> _Challenge_
Please pull out every line that includes the string "seahorse".

> _Source data_
↓
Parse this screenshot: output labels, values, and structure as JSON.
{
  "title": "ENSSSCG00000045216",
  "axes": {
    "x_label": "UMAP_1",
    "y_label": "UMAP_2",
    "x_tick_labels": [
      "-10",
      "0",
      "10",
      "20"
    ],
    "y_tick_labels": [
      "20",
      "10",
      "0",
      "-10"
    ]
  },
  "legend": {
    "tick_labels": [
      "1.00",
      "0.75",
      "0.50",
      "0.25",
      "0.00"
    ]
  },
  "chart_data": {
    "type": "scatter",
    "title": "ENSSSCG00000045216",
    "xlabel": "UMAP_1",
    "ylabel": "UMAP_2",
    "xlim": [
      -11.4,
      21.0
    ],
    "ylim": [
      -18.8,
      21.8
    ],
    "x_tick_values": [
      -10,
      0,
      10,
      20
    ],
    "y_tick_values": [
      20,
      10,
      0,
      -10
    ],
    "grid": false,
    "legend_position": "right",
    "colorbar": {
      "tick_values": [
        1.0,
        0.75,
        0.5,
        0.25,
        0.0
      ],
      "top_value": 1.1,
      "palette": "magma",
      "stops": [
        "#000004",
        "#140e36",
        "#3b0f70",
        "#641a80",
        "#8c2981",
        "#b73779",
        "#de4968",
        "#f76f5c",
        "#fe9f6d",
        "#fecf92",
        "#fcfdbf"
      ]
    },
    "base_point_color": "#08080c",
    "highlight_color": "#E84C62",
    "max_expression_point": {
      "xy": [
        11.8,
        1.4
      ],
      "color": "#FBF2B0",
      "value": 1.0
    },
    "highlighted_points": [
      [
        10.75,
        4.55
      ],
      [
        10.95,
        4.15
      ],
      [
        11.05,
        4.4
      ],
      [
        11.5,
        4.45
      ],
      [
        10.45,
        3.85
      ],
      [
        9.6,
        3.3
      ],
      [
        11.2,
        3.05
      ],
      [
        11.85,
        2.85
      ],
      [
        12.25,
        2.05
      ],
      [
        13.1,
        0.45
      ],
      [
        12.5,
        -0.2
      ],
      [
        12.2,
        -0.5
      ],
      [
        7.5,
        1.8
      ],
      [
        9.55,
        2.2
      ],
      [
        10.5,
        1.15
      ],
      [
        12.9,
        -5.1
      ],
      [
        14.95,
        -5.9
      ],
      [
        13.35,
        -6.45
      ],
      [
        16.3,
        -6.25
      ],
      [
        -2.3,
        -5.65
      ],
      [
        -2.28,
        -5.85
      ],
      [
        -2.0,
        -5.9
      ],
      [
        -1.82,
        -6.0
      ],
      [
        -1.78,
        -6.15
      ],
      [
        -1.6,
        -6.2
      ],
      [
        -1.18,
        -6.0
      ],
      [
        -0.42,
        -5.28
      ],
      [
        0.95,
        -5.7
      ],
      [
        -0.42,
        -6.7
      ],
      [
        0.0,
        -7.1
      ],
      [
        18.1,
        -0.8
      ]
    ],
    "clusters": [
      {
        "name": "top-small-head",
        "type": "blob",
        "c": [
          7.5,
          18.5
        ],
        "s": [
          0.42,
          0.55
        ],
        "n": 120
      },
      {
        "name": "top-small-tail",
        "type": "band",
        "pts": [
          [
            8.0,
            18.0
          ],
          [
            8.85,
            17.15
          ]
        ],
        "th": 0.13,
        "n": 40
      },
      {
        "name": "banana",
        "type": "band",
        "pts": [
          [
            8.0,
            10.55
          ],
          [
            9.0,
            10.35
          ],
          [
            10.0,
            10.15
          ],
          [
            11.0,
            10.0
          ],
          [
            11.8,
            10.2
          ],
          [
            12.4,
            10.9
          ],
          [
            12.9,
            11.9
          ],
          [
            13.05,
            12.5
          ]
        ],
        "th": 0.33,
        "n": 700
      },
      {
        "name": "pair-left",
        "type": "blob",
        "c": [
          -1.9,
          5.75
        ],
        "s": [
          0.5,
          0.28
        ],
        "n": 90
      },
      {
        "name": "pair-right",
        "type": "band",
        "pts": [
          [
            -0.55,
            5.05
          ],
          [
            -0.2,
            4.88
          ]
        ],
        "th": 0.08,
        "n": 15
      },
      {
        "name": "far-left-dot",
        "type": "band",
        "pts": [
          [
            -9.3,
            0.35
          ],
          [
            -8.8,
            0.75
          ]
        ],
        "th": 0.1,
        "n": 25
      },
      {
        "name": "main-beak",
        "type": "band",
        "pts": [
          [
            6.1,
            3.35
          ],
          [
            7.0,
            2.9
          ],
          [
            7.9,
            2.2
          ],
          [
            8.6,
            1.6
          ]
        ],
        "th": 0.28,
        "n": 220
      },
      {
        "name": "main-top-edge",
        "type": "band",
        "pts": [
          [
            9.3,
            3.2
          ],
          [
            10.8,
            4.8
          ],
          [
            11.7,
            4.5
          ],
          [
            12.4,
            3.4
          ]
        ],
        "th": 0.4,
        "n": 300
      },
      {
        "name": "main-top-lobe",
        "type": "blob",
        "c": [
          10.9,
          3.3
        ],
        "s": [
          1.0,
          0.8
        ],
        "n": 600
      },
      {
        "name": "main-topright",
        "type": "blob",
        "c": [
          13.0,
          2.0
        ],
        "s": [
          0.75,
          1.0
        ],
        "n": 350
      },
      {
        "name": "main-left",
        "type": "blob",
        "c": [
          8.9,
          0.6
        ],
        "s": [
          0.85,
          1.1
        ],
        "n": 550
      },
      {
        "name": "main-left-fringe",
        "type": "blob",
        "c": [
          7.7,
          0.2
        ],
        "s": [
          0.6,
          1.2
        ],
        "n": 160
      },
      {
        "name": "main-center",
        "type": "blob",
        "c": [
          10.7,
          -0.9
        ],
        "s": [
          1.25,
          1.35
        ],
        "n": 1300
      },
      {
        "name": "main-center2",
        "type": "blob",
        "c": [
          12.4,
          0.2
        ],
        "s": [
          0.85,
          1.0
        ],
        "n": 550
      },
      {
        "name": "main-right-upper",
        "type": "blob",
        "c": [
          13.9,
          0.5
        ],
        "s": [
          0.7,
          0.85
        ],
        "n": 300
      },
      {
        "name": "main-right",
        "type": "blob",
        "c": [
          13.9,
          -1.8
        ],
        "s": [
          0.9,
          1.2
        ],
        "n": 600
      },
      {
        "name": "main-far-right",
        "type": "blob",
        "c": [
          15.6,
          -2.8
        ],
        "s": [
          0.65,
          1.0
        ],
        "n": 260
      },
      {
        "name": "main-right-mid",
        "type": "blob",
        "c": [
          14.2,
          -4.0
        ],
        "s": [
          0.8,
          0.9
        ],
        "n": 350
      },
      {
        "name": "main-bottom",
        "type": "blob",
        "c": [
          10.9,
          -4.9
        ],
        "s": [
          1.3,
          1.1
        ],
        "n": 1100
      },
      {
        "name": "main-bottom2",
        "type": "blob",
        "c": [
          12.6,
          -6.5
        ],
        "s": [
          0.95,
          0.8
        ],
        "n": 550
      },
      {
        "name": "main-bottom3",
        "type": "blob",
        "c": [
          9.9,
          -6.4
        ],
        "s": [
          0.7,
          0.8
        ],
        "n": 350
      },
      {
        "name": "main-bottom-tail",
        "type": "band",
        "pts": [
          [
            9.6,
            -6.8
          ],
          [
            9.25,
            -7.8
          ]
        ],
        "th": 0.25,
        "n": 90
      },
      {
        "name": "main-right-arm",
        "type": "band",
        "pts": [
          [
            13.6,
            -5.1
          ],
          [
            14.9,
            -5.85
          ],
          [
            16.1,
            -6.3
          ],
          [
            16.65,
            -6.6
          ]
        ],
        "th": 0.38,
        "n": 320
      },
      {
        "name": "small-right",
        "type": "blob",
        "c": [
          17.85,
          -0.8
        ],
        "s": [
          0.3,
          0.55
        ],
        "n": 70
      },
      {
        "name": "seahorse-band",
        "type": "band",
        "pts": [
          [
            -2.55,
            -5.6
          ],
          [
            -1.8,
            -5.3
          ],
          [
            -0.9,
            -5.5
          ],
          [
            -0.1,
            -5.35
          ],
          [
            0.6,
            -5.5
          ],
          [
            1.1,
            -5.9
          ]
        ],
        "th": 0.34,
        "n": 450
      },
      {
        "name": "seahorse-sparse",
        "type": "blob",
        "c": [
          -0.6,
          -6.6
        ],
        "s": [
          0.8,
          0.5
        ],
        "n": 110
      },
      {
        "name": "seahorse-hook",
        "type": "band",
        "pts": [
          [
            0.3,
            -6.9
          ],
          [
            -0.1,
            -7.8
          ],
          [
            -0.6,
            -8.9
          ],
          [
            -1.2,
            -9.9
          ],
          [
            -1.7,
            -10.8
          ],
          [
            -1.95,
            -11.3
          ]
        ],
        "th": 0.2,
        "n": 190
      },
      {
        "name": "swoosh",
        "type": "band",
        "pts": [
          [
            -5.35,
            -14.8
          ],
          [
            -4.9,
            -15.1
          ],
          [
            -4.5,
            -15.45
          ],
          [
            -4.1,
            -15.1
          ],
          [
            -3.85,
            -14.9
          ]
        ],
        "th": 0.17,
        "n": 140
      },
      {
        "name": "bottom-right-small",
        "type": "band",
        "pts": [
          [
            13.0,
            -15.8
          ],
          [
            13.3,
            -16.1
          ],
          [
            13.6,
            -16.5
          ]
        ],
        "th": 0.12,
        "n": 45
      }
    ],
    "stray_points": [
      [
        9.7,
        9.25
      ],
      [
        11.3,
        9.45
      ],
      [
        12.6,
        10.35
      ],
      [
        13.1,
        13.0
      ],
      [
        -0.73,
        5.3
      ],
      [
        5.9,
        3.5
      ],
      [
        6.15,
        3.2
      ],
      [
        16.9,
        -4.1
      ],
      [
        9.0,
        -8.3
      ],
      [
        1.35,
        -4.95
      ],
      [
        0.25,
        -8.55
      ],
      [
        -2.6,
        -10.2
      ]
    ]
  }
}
↑
> _Result of this exercise_
        "name": "seahorse-band",
        "name": "seahorse-sparse",
        "name": "seahorse-hook",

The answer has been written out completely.